Each entry has to be printed again exactly.
--- Input data Enclosed Below ---
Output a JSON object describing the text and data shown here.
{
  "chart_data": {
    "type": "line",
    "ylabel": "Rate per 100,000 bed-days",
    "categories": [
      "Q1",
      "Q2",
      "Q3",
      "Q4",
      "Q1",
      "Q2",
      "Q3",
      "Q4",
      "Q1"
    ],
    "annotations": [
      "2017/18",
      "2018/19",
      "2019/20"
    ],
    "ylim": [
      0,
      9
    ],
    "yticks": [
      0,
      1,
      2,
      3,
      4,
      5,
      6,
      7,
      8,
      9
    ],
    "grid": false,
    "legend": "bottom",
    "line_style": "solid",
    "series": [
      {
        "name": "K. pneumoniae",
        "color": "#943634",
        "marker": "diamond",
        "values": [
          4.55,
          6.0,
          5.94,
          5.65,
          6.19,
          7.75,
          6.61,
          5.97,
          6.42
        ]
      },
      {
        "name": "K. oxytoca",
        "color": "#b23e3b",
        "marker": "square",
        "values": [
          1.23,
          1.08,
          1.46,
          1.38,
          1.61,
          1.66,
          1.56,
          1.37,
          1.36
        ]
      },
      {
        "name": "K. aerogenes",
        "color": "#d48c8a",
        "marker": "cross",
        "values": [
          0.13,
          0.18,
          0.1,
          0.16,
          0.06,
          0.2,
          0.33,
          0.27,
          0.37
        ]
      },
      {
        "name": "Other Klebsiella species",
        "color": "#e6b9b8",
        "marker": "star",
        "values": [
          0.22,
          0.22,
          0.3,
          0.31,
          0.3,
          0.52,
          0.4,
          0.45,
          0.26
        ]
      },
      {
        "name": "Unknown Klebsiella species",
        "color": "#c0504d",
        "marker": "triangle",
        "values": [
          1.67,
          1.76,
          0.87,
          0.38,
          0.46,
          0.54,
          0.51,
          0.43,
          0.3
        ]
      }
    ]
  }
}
--- End of Enclosed Input data ---
**Task output:**
Output a JSON object describing the text and data shown here.
{
  "chart_data": {
    "type": "line",
    "ylabel": "Rate per 100,000 bed-days",
    "categories": [
      "Q1",
      "Q2",
      "Q3",
      "Q4",
      "Q1",
      "Q2",
      "Q3",
      "Q4",
      "Q1"
    ],
    "annotations": [
      "2017/18",
      "2018/19",
      "2019/20"
    ],
    "ylim": [
      0,
      9
    ],
    "yticks": [
      0,
      1,
      2,
      3,
      4,
      5,
      6,
      7,
      8,
      9
    ],
    "grid": false,
    "legend": "bottom",
    "line_style": "solid",
    "series": [
      {
        "name": "K. pneumoniae",
        "color": "#943634",
        "marker": "diamond",
        "values": [
          4.55,
          6.0,
          5.94,
          5.65,
          6.19,
          7.75,
          6.61,
          5.97,
          6.42
        ]
      },
      {
        "name": "K. oxytoca",
        "color": "#b23e3b",
        "marker": "square",
        "values": [
          1.23,
          1.08,
          1.46,
          1.38,
          1.61,
          1.66,
          1.56,
          1.37,
          1.36
        ]
      },
      {
        "name": "K. aerogenes",
        "color": "#d48c8a",
        "marker": "cross",
        "values": [
          0.13,
          0.18,
          0.1,
          0.16,
          0.06,
          0.2,
          0.33,
          0.27,
          0.37
        ]
      },
      {
        "name": "Other Klebsiella species",
        "color": "#e6b9b8",
        "marker": "star",
        "values": [
          0.22,
          0.22,
          0.3,
          0.31,
          0.3,
          0.52,
          0.4,
          0.45,
          0.26
        ]
      },
      {
        "name": "Unknown Klebsiella species",
        "color": "#c0504d",
        "marker": "triangle",
        "values": [
          1.67,
          1.76,
          0.87,
          0.38,
          0.46,
          0.54,
          0.51,
          0.43,
          0.3
        ]
      }
    ]
  }
}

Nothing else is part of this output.